▶ REQUIRED TASK
In the material below, identify each line bearing the word "stats". Reproduce those lines.

Dataset records:
***
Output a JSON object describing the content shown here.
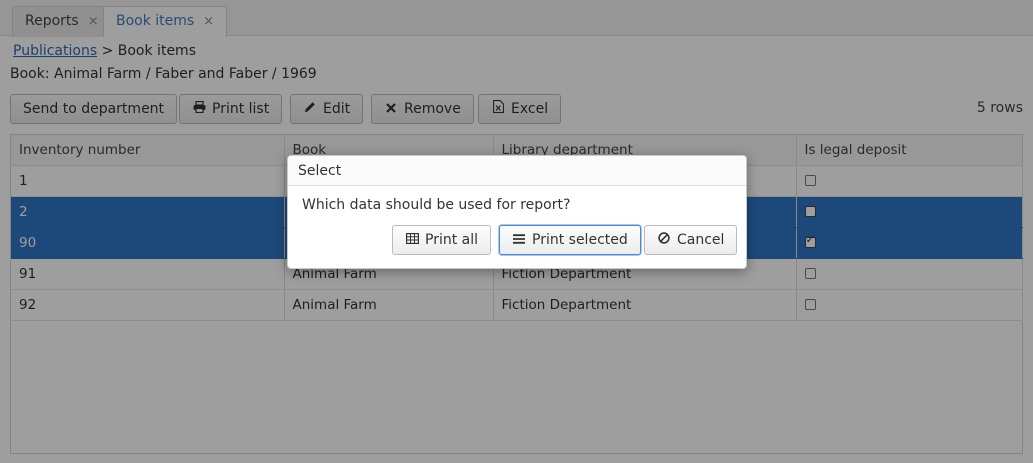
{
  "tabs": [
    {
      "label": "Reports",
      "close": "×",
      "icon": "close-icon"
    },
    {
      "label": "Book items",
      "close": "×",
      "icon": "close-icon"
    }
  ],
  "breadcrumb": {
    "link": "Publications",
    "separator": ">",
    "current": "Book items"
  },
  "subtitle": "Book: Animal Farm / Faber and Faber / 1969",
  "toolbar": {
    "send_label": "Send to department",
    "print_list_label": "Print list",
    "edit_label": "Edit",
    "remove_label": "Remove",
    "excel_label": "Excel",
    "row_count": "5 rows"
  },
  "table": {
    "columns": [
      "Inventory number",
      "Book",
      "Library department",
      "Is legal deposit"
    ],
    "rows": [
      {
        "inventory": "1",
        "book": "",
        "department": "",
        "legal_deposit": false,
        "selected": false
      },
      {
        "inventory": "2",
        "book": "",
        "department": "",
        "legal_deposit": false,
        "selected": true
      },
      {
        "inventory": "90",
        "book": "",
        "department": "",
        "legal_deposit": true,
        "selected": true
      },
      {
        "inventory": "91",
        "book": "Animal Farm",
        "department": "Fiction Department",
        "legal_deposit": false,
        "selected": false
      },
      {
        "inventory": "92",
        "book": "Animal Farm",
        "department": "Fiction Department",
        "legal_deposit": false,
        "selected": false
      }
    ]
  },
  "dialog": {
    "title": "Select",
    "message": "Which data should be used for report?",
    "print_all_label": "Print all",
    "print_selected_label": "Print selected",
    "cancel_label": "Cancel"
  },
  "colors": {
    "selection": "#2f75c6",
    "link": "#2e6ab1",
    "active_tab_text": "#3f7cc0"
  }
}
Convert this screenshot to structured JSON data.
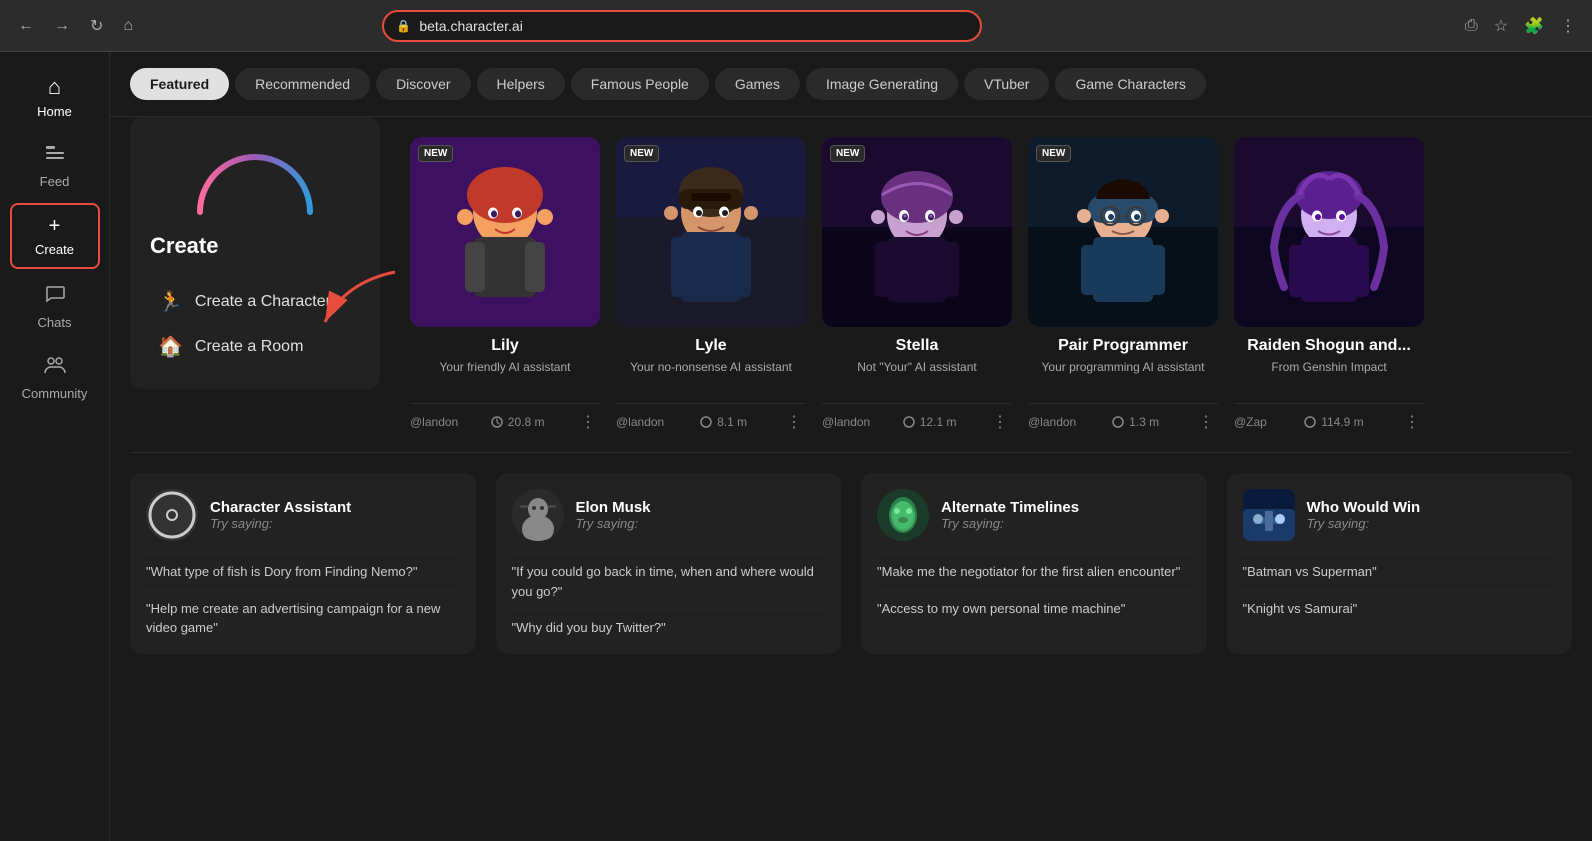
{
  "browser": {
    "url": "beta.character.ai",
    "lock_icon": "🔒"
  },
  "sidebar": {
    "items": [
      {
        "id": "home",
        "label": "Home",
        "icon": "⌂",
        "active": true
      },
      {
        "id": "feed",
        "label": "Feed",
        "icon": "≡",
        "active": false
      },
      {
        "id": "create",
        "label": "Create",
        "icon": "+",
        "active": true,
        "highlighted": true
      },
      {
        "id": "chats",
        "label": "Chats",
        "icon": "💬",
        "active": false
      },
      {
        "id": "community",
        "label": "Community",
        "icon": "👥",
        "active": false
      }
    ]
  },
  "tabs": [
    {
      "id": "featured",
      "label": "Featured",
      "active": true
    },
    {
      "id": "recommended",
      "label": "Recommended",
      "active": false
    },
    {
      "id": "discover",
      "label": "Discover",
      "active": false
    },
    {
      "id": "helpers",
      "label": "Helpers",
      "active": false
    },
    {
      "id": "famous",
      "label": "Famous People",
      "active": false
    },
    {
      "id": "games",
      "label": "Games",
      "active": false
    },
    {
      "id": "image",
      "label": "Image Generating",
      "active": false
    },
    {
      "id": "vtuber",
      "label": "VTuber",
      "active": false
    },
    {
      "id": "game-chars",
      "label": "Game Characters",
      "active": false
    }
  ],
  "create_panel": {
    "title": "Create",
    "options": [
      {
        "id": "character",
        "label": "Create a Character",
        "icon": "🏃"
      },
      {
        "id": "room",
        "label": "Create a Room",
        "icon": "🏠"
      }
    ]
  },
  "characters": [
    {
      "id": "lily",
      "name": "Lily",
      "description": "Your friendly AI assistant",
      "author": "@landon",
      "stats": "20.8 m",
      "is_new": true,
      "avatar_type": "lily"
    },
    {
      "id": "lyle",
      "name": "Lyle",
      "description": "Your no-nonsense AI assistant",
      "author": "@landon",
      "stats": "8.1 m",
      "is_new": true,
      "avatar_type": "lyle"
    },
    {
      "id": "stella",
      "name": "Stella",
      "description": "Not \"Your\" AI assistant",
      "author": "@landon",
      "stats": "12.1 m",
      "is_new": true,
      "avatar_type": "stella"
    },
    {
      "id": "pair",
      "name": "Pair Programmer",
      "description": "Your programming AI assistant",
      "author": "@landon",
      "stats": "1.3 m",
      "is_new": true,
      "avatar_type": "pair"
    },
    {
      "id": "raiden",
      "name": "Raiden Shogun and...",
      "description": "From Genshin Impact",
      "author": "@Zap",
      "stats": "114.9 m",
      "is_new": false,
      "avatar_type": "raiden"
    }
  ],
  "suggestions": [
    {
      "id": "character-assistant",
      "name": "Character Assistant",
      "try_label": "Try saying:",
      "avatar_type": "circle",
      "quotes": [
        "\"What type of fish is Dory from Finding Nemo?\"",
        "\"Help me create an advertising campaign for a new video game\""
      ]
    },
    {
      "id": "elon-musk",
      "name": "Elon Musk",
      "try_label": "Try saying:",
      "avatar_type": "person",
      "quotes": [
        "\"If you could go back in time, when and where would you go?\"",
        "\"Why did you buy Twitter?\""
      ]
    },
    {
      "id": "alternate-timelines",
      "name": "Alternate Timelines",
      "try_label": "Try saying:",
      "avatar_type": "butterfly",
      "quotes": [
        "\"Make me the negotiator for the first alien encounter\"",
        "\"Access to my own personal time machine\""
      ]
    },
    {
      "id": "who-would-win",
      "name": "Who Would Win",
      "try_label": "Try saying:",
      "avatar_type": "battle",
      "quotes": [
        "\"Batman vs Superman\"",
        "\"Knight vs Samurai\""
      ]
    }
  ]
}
***
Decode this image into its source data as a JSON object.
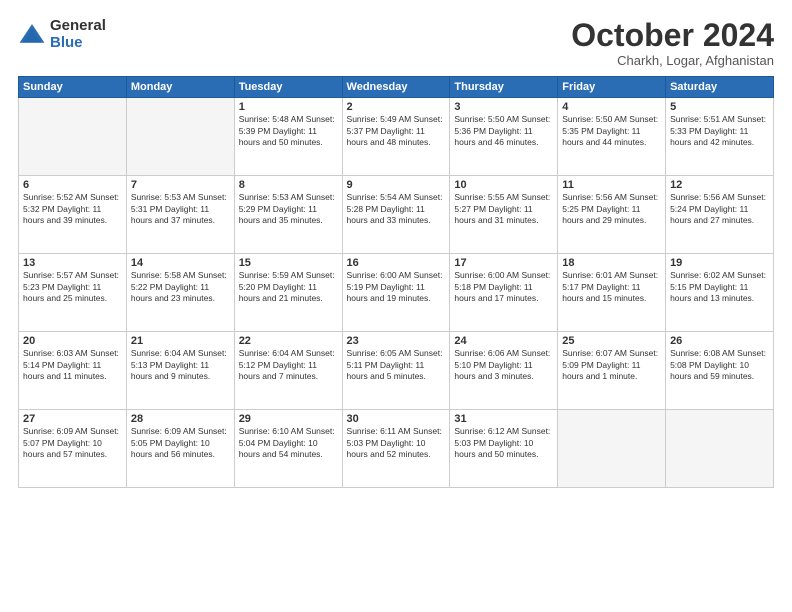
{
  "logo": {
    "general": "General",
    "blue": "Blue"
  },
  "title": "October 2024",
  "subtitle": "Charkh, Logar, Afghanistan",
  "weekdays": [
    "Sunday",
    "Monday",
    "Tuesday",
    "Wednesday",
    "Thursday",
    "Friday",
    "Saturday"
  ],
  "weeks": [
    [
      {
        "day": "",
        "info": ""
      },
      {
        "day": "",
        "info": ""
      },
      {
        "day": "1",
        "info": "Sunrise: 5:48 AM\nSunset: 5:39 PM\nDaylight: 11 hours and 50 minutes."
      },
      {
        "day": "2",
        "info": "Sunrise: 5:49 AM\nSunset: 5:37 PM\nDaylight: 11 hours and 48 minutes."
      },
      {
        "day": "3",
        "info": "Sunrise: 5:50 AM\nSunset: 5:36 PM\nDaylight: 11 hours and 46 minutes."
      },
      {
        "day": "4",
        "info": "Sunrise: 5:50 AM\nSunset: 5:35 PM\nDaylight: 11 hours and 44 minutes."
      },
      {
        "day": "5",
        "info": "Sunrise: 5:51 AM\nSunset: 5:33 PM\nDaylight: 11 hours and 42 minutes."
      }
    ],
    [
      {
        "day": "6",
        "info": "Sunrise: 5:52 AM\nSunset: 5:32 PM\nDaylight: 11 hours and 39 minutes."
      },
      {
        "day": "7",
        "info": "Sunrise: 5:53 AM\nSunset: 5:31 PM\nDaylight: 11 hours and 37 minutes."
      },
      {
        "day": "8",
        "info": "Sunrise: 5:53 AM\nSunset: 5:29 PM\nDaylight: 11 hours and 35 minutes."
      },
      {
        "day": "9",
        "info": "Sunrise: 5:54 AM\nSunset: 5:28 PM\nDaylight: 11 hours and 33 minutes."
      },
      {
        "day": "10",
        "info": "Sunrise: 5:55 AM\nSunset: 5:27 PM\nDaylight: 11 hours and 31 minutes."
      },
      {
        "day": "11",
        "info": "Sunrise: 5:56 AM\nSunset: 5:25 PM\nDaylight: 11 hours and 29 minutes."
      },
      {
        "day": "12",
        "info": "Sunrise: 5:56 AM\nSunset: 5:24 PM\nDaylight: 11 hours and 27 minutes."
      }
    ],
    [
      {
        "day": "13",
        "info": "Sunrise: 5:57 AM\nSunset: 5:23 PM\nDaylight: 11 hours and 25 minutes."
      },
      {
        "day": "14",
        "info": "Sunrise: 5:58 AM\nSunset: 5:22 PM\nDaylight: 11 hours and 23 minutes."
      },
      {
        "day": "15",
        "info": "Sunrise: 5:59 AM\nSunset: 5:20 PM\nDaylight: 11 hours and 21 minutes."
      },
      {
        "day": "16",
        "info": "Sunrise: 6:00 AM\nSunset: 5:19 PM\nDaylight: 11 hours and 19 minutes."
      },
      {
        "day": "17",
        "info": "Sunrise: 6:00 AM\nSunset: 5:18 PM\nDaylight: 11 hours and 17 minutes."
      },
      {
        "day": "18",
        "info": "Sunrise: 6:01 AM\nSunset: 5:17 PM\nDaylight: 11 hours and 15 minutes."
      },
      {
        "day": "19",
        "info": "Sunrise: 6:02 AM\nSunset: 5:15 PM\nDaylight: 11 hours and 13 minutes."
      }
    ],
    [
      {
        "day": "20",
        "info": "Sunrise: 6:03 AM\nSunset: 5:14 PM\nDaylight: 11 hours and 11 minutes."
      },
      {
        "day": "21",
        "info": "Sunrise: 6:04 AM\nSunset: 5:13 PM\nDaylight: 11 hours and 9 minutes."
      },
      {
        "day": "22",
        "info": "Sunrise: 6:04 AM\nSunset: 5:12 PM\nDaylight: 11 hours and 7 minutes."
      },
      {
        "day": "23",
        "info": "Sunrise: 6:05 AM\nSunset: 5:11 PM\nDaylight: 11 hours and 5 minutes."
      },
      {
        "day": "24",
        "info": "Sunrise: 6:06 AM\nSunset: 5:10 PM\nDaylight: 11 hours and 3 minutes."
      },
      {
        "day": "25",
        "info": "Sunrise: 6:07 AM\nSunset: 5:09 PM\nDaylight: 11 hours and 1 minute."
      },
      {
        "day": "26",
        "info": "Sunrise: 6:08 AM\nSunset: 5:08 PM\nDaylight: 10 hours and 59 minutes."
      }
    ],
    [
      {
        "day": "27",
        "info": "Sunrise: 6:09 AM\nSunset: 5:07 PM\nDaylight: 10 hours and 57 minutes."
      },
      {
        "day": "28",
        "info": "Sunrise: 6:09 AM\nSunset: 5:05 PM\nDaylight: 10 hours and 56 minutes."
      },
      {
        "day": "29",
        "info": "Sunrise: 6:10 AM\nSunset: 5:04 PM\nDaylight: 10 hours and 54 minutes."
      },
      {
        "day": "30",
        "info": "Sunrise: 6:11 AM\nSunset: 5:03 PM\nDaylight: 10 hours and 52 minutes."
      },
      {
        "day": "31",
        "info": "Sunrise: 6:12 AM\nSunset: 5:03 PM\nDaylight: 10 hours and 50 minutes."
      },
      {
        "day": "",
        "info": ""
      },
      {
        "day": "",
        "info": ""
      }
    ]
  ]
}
***
▶ RESULT OF THE EXERCISE
      "stats": "20.8 m",
      "stats": "8.1 m",
      "stats": "12.1 m",
      "stats": "1.3 m",
      "stats": "114.9 m",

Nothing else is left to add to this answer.